- [What is needed]: Output an exact reproduction of the data.

- [Recorded information]:
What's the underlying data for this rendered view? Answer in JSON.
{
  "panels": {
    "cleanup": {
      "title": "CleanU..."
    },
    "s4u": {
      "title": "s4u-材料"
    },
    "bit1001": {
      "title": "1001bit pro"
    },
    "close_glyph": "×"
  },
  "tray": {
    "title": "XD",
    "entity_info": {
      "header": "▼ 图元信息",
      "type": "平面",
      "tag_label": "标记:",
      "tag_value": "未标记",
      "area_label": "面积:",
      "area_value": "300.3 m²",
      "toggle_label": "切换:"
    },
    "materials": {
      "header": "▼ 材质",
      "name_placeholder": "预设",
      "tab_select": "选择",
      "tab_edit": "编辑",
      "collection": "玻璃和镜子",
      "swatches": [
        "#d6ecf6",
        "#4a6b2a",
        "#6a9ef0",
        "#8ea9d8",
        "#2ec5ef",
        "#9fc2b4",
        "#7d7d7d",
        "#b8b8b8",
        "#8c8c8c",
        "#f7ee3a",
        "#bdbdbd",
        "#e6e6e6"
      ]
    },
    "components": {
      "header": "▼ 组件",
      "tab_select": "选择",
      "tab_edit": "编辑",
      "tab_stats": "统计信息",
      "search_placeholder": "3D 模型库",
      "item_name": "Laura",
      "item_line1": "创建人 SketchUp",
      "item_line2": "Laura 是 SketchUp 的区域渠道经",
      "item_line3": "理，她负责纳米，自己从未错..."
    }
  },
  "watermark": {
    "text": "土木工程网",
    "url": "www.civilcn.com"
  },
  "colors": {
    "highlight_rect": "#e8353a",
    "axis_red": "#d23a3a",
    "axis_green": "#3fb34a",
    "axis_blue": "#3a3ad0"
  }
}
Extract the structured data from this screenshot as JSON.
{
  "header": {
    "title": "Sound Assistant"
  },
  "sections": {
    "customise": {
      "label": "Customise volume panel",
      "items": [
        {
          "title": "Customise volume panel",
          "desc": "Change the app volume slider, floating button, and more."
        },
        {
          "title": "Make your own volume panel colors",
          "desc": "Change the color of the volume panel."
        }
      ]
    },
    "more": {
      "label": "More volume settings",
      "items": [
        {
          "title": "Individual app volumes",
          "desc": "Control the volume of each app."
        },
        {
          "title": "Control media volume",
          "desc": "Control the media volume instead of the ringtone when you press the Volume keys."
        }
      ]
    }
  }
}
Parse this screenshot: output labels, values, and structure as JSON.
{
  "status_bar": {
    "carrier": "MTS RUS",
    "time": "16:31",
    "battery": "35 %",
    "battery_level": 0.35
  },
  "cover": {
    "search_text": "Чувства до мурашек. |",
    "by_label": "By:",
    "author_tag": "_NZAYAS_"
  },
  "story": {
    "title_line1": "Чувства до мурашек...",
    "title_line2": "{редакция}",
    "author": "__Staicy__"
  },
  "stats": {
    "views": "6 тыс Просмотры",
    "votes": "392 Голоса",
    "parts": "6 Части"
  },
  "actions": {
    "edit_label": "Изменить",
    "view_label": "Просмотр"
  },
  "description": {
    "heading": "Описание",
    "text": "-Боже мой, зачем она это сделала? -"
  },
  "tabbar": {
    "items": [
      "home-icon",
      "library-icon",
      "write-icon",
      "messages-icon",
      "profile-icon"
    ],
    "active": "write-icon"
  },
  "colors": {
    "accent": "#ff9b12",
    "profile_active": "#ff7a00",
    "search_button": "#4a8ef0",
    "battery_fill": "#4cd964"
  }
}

- [Finished answer]:
What's the underlying data for this rendered view? Answer in JSON.
{
  "panels": {
    "cleanup": {
      "title": "CleanU..."
    },
    "s4u": {
      "title": "s4u-材料"
    },
    "bit1001": {
      "title": "1001bit pro"
    },
    "close_glyph": "×"
  },
  "tray": {
    "title": "XD",
    "entity_info": {
      "header": "▼ 图元信息",
      "type": "平面",
      "tag_label": "标记:",
      "tag_value": "未标记",
      "area_label": "面积:",
      "area_value": "300.3 m²",
      "toggle_label": "切换:"
    },
    "materials": {
      "header": "▼ 材质",
      "name_placeholder": "预设",
      "tab_select": "选择",
      "tab_edit": "编辑",
      "collection": "玻璃和镜子",
      "swatches": [
        "#d6ecf6",
        "#4a6b2a",
        "#6a9ef0",
        "#8ea9d8",
        "#2ec5ef",
        "#9fc2b4",
        "#7d7d7d",
        "#b8b8b8",
        "#8c8c8c",
        "#f7ee3a",
        "#bdbdbd",
        "#e6e6e6"
      ]
    },
    "components": {
      "header": "▼ 组件",
      "tab_select": "选择",
      "tab_edit": "编辑",
      "tab_stats": "统计信息",
      "search_placeholder": "3D 模型库",
      "item_name": "Laura",
      "item_line1": "创建人 SketchUp",
      "item_line2": "Laura 是 SketchUp 的区域渠道经",
      "item_line3": "理，她负责纳米，自己从未错..."
    }
  },
  "watermark": {
    "text": "土木工程网",
    "url": "www.civilcn.com"
  },
  "colors": {
    "highlight_rect": "#e8353a",
    "axis_red": "#d23a3a",
    "axis_green": "#3fb34a",
    "axis_blue": "#3a3ad0"
  }
}
Extract the structured data from this screenshot as JSON.
{
  "header": {
    "title": "Sound Assistant"
  },
  "sections": {
    "customise": {
      "label": "Customise volume panel",
      "items": [
        {
          "title": "Customise volume panel",
          "desc": "Change the app volume slider, floating button, and more."
        },
        {
          "title": "Make your own volume panel colors",
          "desc": "Change the color of the volume panel."
        }
      ]
    },
    "more": {
      "label": "More volume settings",
      "items": [
        {
          "title": "Individual app volumes",
          "desc": "Control the volume of each app."
        },
        {
          "title": "Control media volume",
          "desc": "Control the media volume instead of the ringtone when you press the Volume keys."
        }
      ]
    }
  }
}
Parse this screenshot: output labels, values, and structure as JSON.
{
  "status_bar": {
    "carrier": "MTS RUS",
    "time": "16:31",
    "battery": "35 %",
    "battery_level": 0.35
  },
  "cover": {
    "search_text": "Чувства до мурашек. |",
    "by_label": "By:",
    "author_tag": "_NZAYAS_"
  },
  "story": {
    "title_line1": "Чувства до мурашек...",
    "title_line2": "{редакция}",
    "author": "__Staicy__"
  },
  "stats": {
    "views": "6 тыс Просмотры",
    "votes": "392 Голоса",
    "parts": "6 Части"
  },
  "actions": {
    "edit_label": "Изменить",
    "view_label": "Просмотр"
  },
  "description": {
    "heading": "Описание",
    "text": "-Боже мой, зачем она это сделала? -"
  },
  "tabbar": {
    "items": [
      "home-icon",
      "library-icon",
      "write-icon",
      "messages-icon",
      "profile-icon"
    ],
    "active": "write-icon"
  },
  "colors": {
    "accent": "#ff9b12",
    "profile_active": "#ff7a00",
    "search_button": "#4a8ef0",
    "battery_fill": "#4cd964"
  }
}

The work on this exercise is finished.